- _Exercise objective_: Please show every line in the records below that contains the string "ridge", copying each such line in full. Case counts.

- _Dataset records_:
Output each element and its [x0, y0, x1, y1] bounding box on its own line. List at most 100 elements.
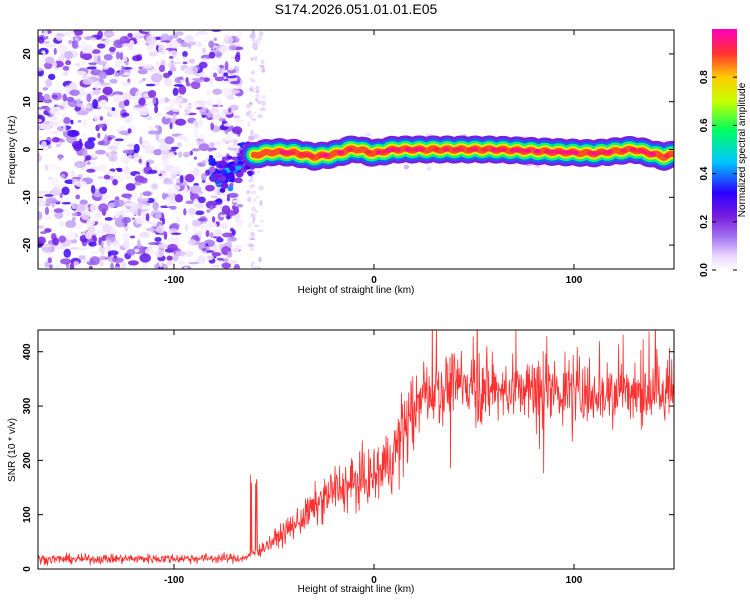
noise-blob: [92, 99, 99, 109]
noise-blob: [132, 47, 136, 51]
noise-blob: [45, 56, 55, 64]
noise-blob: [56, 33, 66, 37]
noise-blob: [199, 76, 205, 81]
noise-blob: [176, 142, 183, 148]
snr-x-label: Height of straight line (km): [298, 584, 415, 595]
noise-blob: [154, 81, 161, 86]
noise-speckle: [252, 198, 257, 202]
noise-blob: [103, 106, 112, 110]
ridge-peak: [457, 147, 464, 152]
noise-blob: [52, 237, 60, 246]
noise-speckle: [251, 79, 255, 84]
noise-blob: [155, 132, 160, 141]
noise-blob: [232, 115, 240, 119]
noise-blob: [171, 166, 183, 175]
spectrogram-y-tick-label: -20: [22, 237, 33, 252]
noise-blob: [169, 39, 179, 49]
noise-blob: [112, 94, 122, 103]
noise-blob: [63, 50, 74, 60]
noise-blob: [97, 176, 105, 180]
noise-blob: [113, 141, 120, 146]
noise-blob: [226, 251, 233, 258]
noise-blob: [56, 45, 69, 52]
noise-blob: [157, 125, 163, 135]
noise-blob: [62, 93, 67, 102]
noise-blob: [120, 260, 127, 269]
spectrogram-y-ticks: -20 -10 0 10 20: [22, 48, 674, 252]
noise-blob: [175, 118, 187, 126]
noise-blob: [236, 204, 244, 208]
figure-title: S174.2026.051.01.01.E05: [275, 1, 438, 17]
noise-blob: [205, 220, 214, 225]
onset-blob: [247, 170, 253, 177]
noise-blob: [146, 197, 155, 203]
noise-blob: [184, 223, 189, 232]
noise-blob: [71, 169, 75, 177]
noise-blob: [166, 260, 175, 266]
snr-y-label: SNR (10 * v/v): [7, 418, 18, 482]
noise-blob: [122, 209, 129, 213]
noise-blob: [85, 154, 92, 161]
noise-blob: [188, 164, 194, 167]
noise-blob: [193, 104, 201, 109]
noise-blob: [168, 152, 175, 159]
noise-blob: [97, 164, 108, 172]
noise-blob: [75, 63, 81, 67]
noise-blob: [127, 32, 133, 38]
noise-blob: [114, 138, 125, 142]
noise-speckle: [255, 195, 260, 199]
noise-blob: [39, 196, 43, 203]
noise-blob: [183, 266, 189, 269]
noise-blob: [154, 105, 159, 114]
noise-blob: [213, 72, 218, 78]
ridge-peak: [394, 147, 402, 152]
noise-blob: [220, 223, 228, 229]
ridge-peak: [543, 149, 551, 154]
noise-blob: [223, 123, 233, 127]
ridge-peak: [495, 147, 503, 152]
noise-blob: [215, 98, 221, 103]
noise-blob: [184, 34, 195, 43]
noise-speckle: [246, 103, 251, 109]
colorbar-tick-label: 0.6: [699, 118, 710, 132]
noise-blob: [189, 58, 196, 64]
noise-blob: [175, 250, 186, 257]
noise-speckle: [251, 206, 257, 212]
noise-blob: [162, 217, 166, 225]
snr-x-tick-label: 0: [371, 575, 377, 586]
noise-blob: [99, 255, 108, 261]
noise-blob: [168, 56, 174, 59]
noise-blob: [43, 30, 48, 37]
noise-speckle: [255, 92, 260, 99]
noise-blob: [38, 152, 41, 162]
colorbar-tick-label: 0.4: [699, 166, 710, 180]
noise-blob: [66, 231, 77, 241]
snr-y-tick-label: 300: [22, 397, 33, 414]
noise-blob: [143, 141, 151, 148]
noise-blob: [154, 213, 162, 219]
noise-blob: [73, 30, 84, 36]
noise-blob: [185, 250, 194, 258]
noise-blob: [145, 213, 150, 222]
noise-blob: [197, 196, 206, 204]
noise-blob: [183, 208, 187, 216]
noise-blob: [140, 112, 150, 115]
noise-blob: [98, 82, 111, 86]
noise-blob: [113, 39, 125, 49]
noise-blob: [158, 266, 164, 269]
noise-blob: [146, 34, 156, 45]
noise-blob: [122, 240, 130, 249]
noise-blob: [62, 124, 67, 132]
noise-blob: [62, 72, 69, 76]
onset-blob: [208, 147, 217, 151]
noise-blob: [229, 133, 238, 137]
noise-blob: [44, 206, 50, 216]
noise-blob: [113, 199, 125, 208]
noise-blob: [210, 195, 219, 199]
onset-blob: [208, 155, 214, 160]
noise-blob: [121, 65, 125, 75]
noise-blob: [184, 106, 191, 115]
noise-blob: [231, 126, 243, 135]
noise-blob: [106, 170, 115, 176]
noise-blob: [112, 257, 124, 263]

- _Result_:
ridge-peak: [457, 147, 464, 152]
ridge-peak: [394, 147, 402, 152]
ridge-peak: [543, 149, 551, 154]
ridge-peak: [495, 147, 503, 152]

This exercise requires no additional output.